**GIVEN PROBLEM**
Select every line below containing the word "Contacto".

**DATASET**
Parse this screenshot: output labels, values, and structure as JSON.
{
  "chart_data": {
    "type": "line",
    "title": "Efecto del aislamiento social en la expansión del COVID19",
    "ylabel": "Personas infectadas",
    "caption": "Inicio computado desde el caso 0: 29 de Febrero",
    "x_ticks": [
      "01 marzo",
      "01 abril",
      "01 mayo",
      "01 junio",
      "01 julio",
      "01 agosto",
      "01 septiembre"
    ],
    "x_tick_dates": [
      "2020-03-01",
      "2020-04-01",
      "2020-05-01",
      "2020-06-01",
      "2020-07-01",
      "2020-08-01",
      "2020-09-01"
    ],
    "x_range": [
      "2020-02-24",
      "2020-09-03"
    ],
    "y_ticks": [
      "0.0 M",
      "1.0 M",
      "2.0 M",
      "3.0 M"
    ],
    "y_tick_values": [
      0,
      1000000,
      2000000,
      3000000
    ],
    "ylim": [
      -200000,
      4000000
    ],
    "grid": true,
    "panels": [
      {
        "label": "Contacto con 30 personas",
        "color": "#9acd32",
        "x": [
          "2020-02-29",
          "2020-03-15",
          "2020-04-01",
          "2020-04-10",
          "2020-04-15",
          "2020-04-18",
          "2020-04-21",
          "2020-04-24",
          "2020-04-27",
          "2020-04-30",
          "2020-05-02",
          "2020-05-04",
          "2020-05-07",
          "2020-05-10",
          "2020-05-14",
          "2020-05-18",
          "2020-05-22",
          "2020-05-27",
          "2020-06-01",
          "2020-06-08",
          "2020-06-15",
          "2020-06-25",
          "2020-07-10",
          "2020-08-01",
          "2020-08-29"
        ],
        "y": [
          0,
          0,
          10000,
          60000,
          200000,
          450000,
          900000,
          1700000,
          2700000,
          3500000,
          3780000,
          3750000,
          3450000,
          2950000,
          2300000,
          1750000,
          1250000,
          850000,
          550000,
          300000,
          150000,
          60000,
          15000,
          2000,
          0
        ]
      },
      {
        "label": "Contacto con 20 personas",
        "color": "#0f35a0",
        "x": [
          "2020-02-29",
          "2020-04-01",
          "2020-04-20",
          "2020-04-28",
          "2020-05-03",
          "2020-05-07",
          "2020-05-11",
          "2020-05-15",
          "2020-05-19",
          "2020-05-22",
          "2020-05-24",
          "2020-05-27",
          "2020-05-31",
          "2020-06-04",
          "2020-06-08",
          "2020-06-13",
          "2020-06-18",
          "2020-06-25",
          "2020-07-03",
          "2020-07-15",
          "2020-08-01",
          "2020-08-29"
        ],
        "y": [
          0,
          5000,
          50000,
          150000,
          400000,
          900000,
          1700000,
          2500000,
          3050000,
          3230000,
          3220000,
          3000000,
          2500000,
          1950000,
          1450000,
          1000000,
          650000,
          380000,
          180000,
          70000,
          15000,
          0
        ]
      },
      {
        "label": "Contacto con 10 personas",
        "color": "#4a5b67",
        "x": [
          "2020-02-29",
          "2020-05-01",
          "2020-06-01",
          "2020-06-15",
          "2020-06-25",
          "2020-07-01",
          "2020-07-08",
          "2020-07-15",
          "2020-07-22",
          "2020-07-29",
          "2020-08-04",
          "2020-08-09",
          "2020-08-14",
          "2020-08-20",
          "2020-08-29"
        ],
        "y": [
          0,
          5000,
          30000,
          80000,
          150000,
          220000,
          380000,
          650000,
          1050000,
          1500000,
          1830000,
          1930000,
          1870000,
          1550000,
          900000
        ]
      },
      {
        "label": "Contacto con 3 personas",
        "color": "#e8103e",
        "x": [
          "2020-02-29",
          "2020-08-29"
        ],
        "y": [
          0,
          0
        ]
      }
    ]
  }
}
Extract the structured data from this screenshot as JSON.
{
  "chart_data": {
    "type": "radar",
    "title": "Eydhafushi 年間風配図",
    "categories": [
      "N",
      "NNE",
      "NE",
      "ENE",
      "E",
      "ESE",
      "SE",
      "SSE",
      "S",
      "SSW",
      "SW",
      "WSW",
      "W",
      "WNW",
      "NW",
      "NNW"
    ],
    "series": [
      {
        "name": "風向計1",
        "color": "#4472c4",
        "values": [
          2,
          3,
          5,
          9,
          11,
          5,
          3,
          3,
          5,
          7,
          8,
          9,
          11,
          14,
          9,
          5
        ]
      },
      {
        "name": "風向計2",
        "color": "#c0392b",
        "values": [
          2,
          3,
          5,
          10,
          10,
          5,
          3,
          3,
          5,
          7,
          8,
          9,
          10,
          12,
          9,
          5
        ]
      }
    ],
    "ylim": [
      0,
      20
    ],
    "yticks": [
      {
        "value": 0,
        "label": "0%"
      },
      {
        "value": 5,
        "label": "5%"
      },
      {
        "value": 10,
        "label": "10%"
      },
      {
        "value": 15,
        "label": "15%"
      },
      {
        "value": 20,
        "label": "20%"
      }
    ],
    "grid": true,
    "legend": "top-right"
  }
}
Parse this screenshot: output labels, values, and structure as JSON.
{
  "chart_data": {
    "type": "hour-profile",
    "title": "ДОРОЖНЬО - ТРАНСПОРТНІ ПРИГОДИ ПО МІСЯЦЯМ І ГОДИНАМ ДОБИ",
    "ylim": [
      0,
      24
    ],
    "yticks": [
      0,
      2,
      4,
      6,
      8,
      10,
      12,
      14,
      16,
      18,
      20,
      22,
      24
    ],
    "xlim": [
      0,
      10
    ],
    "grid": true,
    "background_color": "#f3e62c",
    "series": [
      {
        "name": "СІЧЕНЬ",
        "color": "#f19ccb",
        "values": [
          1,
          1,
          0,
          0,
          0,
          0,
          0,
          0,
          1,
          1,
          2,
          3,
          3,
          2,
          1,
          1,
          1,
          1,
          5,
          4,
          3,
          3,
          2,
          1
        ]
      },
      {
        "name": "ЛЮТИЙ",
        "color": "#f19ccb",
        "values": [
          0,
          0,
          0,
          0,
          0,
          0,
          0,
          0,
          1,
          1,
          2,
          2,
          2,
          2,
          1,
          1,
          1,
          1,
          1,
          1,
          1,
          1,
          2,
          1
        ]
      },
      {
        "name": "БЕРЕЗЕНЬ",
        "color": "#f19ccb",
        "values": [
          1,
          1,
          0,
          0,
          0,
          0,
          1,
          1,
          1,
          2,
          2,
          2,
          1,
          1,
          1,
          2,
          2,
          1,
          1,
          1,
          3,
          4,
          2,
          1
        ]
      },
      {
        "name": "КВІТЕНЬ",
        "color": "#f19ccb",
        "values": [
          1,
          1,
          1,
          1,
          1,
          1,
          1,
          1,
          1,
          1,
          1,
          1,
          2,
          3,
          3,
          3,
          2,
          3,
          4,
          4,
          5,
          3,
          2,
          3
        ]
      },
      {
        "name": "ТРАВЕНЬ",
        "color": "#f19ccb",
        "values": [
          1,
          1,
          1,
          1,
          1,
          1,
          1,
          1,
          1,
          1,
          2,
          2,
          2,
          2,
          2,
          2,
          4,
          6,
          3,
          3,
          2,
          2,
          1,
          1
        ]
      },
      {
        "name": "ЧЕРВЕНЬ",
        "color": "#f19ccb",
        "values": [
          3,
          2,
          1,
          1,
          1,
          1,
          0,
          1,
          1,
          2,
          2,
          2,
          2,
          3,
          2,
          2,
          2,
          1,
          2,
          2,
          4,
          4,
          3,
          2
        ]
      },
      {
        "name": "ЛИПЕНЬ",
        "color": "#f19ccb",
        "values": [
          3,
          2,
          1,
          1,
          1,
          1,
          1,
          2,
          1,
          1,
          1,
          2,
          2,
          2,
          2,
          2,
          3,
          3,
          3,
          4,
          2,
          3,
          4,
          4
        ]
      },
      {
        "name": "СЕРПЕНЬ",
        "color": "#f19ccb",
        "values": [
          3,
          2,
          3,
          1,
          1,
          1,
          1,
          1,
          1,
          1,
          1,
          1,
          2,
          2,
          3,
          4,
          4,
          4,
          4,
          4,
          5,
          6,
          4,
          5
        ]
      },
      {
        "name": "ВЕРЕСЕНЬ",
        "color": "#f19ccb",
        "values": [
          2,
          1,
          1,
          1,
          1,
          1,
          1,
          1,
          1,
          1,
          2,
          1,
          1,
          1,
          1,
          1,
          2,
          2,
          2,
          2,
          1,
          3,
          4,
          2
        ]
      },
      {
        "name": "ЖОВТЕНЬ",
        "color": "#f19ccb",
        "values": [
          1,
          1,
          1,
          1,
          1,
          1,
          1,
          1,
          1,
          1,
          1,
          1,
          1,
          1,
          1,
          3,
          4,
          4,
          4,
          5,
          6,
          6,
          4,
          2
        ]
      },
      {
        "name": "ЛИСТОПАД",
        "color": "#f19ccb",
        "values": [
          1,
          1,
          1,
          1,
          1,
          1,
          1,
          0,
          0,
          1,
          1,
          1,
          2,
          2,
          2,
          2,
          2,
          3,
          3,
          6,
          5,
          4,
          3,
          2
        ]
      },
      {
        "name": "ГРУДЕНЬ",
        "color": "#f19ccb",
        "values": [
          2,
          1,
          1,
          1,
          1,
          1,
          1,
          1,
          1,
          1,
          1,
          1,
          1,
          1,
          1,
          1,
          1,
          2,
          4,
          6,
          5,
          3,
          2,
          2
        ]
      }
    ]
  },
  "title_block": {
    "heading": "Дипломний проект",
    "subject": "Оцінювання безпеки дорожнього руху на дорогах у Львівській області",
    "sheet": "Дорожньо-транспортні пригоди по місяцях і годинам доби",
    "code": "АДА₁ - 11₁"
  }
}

**SOLVED EXERCISE**
        "label": "Contacto con 30 personas",
        "label": "Contacto con 20 personas",
        "label": "Contacto con 10 personas",
        "label": "Contacto con 3 personas",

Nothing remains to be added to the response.